§ **What is expected**
Write every entry out again exactly, please, and skip the pictures.

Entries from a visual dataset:
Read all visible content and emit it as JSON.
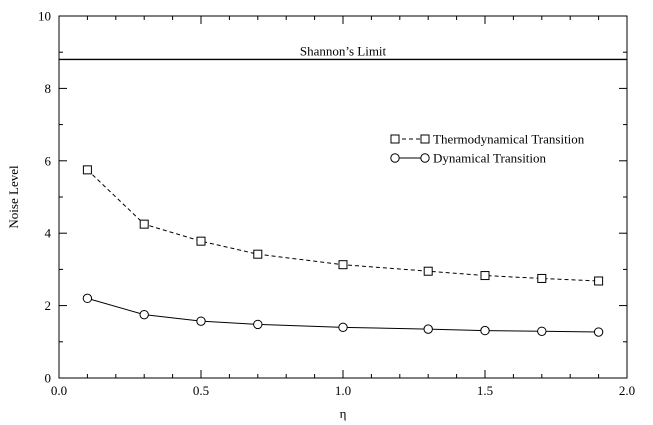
{
  "chart_data": {
    "type": "line",
    "xlabel": "η",
    "ylabel": "Noise Level",
    "xlim": [
      0.0,
      2.0
    ],
    "ylim": [
      0,
      10
    ],
    "x_ticks": [
      0.0,
      0.5,
      1.0,
      1.5,
      2.0
    ],
    "x_tick_labels": [
      "0.0",
      "0.5",
      "1.0",
      "1.5",
      "2.0"
    ],
    "y_ticks": [
      0,
      2,
      4,
      6,
      8,
      10
    ],
    "y_tick_labels": [
      "0",
      "2",
      "4",
      "6",
      "8",
      "10"
    ],
    "grid": false,
    "legend_position": "right",
    "reference_line": {
      "label": "Shannon’s Limit",
      "y": 8.8
    },
    "series": [
      {
        "name": "Thermodynamical Transition",
        "line_style": "dashed",
        "marker": "square",
        "color": "#000000",
        "x": [
          0.1,
          0.3,
          0.5,
          0.7,
          1.0,
          1.3,
          1.5,
          1.7,
          1.9
        ],
        "y": [
          5.75,
          4.25,
          3.78,
          3.42,
          3.13,
          2.95,
          2.83,
          2.75,
          2.68
        ]
      },
      {
        "name": "Dynamical Transition",
        "line_style": "solid",
        "marker": "circle",
        "color": "#000000",
        "x": [
          0.1,
          0.3,
          0.5,
          0.7,
          1.0,
          1.3,
          1.5,
          1.7,
          1.9
        ],
        "y": [
          2.2,
          1.75,
          1.57,
          1.48,
          1.4,
          1.35,
          1.31,
          1.29,
          1.27
        ]
      }
    ]
  }
}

§ **Worked answer**
Read all visible content and emit it as JSON.
{
  "chart_data": {
    "type": "line",
    "xlabel": "η",
    "ylabel": "Noise Level",
    "xlim": [
      0.0,
      2.0
    ],
    "ylim": [
      0,
      10
    ],
    "x_ticks": [
      0.0,
      0.5,
      1.0,
      1.5,
      2.0
    ],
    "x_tick_labels": [
      "0.0",
      "0.5",
      "1.0",
      "1.5",
      "2.0"
    ],
    "y_ticks": [
      0,
      2,
      4,
      6,
      8,
      10
    ],
    "y_tick_labels": [
      "0",
      "2",
      "4",
      "6",
      "8",
      "10"
    ],
    "grid": false,
    "legend_position": "right",
    "reference_line": {
      "label": "Shannon’s Limit",
      "y": 8.8
    },
    "series": [
      {
        "name": "Thermodynamical Transition",
        "line_style": "dashed",
        "marker": "square",
        "color": "#000000",
        "x": [
          0.1,
          0.3,
          0.5,
          0.7,
          1.0,
          1.3,
          1.5,
          1.7,
          1.9
        ],
        "y": [
          5.75,
          4.25,
          3.78,
          3.42,
          3.13,
          2.95,
          2.83,
          2.75,
          2.68
        ]
      },
      {
        "name": "Dynamical Transition",
        "line_style": "solid",
        "marker": "circle",
        "color": "#000000",
        "x": [
          0.1,
          0.3,
          0.5,
          0.7,
          1.0,
          1.3,
          1.5,
          1.7,
          1.9
        ],
        "y": [
          2.2,
          1.75,
          1.57,
          1.48,
          1.4,
          1.35,
          1.31,
          1.29,
          1.27
        ]
      }
    ]
  }
}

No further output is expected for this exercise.